§ **What the task asks**
What lines below include the word "Afrikaner"? Copy each one.

─── Stored data ───

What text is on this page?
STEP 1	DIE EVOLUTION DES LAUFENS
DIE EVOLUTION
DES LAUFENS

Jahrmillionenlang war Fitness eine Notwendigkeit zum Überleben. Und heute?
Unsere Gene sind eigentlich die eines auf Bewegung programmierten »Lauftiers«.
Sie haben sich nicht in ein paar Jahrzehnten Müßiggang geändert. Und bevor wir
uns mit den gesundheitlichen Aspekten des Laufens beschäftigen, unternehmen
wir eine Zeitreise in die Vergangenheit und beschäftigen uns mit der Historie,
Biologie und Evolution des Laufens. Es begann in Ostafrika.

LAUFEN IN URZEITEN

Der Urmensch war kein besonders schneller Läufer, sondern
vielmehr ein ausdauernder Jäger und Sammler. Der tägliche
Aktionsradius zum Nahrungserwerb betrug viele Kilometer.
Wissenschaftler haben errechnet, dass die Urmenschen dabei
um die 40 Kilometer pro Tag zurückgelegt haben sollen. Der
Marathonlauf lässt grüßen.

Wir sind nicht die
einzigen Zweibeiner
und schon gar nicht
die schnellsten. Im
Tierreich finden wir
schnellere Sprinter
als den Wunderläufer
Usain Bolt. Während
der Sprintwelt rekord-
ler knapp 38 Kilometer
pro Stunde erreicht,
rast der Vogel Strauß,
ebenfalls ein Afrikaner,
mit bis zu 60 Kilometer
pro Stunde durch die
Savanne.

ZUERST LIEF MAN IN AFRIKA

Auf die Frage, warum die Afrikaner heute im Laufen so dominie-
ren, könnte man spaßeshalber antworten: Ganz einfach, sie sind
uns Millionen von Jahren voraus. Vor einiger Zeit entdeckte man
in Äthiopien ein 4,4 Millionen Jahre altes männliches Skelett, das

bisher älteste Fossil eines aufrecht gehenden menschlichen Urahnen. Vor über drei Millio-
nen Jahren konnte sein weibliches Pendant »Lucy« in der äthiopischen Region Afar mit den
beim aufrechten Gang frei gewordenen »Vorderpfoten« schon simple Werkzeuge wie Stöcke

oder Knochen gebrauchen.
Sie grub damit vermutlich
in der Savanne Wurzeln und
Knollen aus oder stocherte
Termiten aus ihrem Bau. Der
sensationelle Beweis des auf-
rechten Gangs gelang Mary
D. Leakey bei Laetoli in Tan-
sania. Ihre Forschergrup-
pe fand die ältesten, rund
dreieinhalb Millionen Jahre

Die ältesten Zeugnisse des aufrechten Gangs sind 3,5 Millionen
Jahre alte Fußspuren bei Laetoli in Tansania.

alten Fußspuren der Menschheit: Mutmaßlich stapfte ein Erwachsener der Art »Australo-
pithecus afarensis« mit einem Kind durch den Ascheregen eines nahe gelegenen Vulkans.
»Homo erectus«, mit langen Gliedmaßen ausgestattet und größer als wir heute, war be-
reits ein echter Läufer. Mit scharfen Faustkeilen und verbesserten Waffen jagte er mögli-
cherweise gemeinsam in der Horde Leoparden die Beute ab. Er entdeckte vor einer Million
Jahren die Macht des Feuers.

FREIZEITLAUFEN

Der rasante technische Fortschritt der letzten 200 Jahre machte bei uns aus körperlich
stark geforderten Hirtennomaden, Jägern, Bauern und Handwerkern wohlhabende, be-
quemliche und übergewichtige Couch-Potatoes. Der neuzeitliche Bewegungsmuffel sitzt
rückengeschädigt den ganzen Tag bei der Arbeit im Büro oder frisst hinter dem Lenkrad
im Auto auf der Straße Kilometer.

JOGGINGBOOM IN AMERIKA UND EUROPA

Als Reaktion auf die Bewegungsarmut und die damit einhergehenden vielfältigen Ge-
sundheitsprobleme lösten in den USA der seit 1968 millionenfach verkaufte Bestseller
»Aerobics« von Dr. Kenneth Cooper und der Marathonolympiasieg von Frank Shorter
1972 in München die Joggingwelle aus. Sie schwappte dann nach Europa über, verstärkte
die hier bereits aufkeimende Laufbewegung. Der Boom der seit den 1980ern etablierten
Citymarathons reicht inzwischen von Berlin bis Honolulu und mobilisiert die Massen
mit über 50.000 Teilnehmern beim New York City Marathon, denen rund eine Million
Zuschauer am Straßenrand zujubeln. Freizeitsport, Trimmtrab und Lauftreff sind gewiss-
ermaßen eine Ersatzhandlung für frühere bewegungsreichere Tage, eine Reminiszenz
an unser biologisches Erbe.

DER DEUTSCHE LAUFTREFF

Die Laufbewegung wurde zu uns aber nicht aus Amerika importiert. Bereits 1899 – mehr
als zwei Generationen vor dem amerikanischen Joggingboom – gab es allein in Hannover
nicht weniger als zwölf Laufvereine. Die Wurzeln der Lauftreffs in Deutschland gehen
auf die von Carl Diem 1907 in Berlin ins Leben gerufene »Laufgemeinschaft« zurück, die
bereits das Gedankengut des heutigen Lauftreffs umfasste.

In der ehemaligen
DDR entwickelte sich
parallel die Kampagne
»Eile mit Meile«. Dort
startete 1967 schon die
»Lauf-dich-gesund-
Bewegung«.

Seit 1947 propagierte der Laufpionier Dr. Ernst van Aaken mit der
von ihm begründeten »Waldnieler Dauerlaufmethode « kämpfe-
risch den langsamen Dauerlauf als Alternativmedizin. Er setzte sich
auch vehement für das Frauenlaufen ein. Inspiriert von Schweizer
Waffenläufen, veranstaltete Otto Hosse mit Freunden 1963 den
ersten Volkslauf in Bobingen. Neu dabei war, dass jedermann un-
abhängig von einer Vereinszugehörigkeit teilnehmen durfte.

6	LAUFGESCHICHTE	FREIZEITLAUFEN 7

───

§ **Your solution**
ebenfalls ein Afrikaner,
Auf die Frage, warum die Afrikaner heute im Laufen so dominie-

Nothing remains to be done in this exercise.